_A block of data_
----------------

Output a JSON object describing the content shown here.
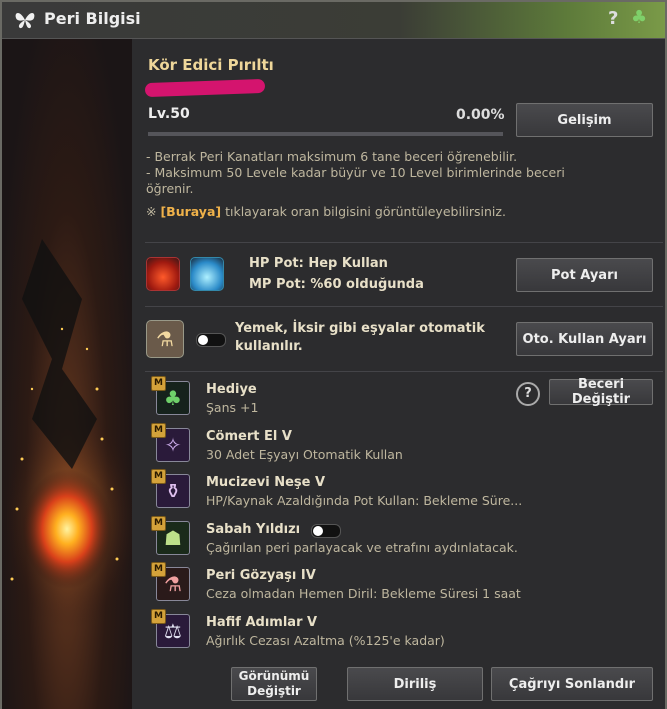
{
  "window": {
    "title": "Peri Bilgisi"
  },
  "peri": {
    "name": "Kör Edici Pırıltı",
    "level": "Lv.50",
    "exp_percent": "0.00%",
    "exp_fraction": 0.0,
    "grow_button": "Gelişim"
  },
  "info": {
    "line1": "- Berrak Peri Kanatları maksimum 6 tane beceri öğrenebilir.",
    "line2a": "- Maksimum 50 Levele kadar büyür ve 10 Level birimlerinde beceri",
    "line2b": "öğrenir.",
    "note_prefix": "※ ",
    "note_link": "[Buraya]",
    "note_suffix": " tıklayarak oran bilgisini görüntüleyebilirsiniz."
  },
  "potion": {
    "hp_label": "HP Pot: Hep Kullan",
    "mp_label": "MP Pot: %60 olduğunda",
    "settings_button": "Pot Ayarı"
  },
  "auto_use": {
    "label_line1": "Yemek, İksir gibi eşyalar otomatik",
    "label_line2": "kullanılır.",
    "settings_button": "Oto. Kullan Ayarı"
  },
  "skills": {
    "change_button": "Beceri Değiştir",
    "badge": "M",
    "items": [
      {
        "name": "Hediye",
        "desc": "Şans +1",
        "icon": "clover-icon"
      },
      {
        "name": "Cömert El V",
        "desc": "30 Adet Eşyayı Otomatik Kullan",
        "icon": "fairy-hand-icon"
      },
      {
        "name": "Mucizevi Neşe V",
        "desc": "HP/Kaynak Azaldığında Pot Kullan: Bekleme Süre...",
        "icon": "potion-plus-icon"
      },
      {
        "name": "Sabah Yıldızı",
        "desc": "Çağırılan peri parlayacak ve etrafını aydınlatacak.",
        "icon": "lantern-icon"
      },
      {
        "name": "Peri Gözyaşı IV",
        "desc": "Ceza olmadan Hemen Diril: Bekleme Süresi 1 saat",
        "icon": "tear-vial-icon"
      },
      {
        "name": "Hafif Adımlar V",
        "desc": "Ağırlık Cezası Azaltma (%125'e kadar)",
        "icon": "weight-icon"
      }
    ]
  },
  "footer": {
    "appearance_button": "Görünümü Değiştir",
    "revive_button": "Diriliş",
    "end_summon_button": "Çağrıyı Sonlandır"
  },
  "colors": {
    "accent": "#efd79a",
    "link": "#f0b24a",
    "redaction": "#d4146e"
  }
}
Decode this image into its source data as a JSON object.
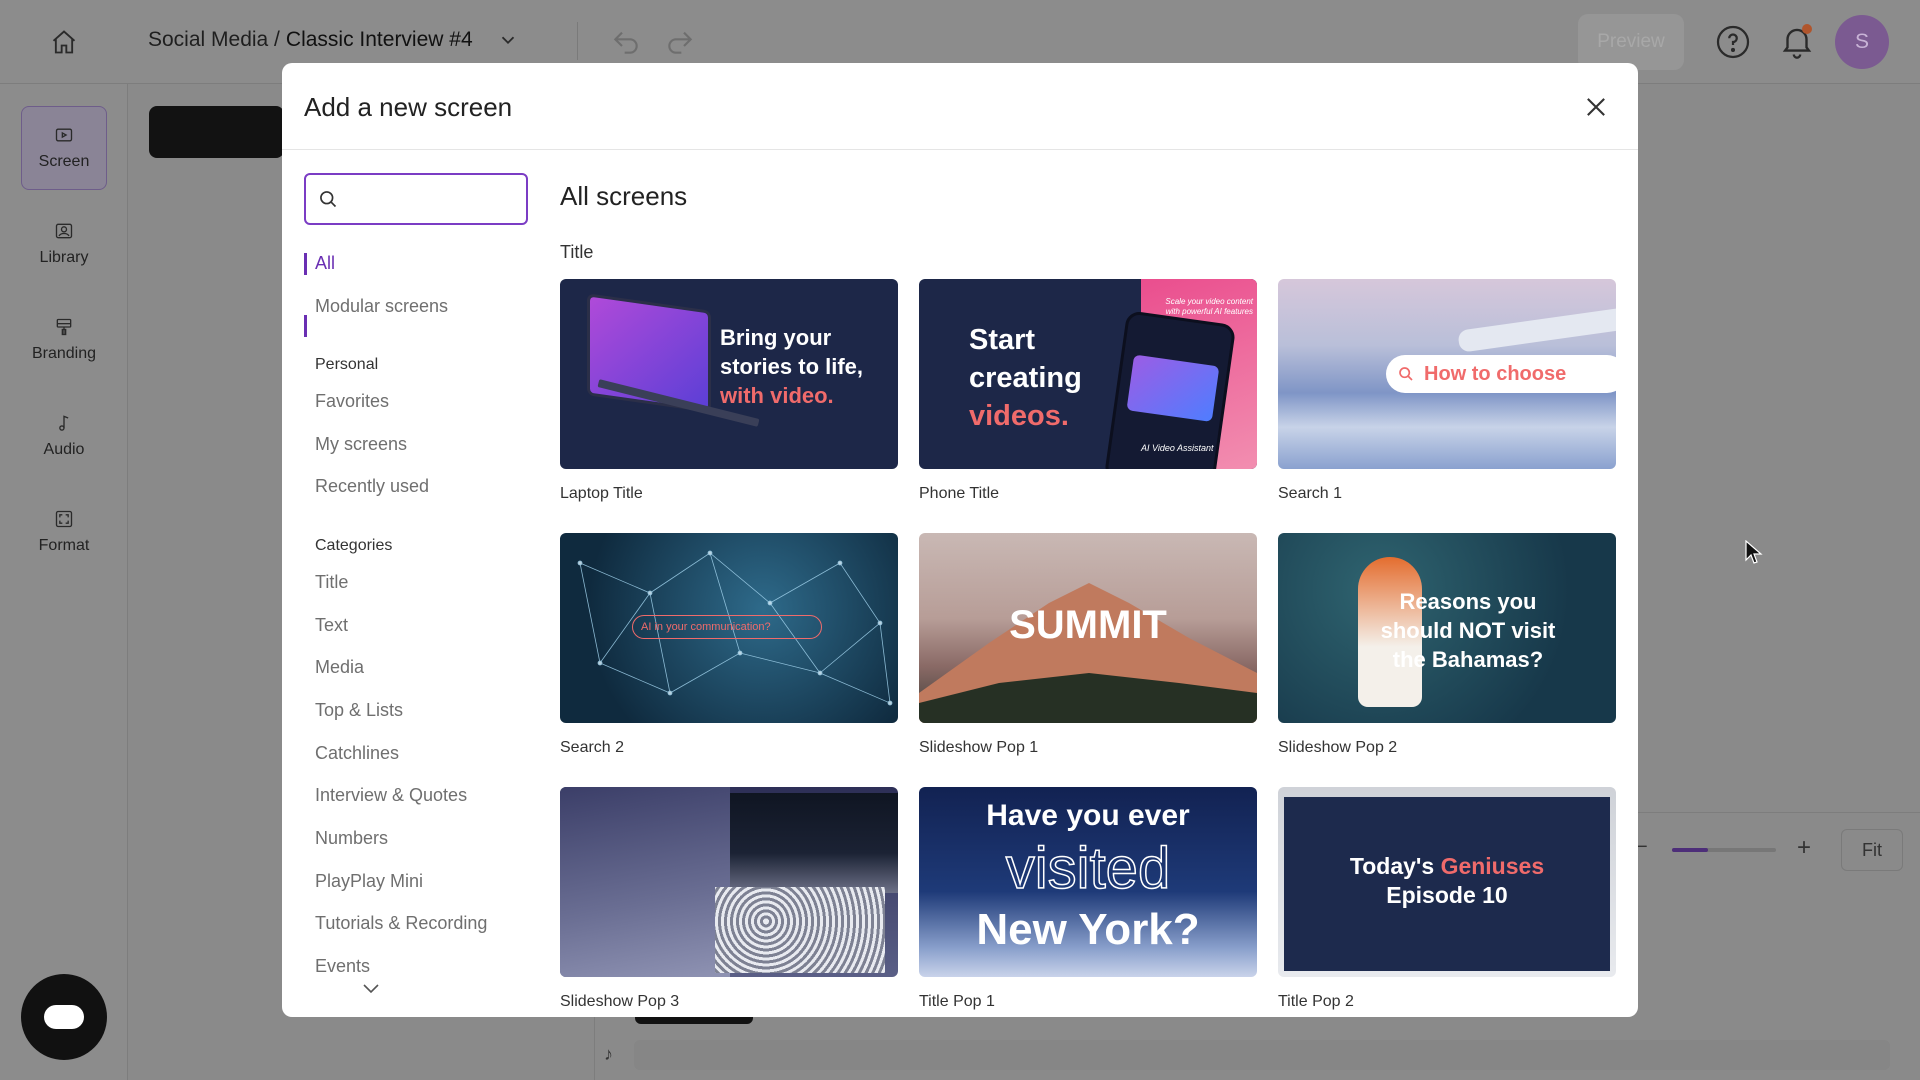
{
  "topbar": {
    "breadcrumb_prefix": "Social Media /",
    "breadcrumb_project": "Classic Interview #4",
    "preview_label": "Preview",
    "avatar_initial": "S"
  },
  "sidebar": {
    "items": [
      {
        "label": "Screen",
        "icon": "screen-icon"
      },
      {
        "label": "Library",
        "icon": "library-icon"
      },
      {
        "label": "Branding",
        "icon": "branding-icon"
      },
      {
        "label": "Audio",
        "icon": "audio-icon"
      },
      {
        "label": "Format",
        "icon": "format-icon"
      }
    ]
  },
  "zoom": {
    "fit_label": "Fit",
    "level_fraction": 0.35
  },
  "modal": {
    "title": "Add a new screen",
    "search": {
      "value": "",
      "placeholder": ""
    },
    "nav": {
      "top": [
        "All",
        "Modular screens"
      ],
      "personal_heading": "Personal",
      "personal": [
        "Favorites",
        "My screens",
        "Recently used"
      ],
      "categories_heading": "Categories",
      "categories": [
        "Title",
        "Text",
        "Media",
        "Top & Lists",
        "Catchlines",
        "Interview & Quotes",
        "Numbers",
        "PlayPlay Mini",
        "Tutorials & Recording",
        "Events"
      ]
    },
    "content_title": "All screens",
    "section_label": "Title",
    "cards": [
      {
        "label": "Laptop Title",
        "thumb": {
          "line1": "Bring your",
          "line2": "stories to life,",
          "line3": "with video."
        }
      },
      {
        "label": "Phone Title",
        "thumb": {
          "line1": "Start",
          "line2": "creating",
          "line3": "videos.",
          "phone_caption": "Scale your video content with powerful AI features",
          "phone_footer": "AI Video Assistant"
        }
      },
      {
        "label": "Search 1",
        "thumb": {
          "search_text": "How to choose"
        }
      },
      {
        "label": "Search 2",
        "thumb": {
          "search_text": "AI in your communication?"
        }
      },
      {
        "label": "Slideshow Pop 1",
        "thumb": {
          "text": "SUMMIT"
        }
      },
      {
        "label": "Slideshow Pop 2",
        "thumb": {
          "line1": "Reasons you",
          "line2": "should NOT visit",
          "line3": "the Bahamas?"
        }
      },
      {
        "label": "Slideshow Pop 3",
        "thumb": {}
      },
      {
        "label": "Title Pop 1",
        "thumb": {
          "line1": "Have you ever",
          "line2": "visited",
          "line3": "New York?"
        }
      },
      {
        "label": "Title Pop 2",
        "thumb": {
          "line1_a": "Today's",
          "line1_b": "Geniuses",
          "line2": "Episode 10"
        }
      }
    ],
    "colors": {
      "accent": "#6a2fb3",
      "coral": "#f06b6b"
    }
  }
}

----------------

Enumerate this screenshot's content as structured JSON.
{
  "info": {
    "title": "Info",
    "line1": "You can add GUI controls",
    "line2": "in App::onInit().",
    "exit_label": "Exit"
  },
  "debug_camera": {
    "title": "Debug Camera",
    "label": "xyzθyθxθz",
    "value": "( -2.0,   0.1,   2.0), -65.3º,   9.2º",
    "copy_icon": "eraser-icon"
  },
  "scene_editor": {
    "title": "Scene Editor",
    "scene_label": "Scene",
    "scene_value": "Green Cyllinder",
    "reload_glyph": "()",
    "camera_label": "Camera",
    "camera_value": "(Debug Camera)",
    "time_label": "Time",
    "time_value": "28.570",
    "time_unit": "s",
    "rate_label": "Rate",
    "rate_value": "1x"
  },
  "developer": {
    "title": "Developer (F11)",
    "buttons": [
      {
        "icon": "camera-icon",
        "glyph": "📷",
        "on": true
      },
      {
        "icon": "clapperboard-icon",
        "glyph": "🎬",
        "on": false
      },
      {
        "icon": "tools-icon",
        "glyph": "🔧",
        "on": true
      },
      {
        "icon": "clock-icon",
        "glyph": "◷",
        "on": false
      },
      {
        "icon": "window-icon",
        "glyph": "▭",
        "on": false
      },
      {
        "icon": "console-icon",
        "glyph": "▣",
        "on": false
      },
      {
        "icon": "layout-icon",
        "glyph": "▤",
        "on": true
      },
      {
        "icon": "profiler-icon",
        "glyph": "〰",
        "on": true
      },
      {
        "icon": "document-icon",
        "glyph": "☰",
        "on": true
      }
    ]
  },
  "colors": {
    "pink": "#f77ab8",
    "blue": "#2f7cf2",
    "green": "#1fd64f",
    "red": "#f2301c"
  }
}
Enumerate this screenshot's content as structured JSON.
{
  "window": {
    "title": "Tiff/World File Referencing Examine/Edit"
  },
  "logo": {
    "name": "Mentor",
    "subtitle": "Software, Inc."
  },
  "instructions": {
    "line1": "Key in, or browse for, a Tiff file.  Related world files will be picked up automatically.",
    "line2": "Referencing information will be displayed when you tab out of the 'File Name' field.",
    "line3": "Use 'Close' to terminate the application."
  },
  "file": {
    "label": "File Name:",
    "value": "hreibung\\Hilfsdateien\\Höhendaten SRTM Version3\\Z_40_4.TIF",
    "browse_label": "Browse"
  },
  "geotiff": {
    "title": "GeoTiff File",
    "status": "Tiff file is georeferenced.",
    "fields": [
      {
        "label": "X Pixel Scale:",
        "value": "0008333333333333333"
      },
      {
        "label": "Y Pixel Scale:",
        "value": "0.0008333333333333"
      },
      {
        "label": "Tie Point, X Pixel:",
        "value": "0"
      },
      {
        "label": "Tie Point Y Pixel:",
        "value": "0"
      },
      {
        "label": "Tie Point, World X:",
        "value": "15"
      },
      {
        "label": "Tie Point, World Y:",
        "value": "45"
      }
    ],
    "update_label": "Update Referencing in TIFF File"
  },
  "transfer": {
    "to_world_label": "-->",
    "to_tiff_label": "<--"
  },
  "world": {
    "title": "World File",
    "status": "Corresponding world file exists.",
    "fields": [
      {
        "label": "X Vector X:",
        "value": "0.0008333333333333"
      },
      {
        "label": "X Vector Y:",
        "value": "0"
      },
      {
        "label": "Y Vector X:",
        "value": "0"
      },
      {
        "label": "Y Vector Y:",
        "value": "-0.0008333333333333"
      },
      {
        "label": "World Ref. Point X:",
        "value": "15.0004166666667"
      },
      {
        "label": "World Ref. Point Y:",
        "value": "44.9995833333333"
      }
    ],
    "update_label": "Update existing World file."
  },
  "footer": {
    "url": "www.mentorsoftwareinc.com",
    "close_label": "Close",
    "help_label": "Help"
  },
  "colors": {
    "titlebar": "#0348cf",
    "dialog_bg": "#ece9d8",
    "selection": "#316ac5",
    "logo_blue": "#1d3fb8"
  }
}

----------------

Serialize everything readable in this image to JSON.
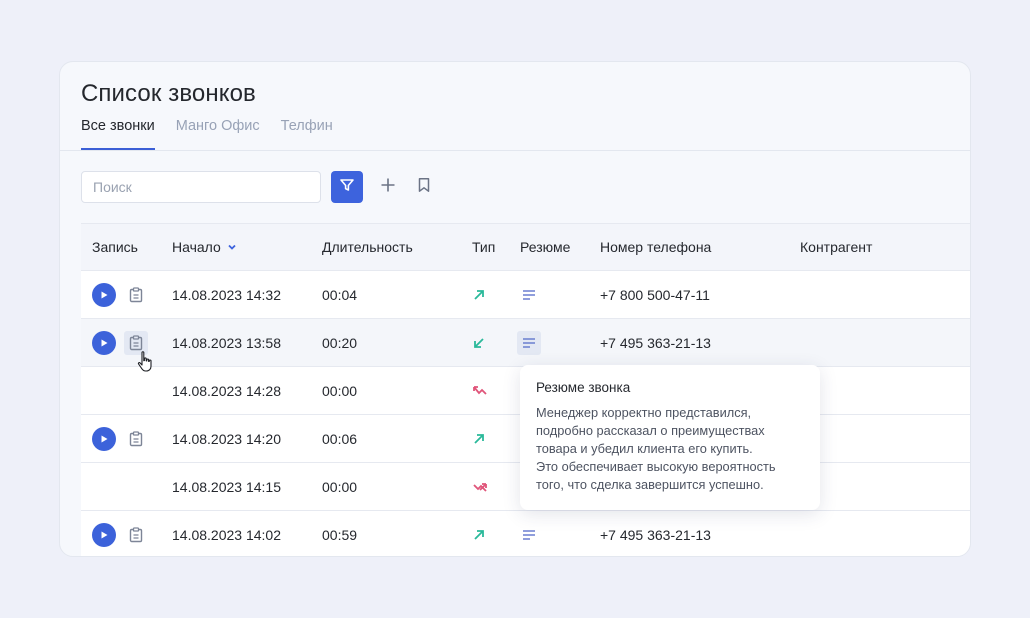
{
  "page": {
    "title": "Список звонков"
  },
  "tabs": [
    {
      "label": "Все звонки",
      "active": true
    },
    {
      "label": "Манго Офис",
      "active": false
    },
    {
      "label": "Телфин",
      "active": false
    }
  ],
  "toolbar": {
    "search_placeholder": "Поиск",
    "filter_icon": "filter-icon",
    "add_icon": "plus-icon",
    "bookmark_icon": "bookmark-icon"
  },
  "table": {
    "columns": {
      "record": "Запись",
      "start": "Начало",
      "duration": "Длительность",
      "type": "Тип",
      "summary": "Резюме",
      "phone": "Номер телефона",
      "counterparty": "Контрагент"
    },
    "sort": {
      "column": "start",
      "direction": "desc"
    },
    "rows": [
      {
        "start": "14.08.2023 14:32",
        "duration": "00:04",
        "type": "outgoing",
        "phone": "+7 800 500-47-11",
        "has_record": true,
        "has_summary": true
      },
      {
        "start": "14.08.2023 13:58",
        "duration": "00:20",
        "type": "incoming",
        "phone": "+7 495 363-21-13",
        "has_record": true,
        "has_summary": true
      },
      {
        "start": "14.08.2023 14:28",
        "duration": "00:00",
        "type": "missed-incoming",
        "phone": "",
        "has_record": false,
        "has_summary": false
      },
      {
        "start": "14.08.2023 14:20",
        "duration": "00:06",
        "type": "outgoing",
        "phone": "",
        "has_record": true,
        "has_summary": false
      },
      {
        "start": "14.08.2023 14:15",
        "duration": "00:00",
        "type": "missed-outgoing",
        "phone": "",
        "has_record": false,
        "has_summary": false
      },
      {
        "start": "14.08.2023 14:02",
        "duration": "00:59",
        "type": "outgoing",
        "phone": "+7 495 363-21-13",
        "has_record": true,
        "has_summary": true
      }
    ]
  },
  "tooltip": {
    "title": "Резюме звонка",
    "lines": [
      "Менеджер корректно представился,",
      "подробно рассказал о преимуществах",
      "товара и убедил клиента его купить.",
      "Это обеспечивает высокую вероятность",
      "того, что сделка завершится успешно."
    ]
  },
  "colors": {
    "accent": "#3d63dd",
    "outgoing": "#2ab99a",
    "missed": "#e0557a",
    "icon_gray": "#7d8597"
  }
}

----------------

_GIVEN REQUEST_
Go through the entries above and count the lines containing the word "type"; give only that count.

_WRITTEN RESPONSE_
7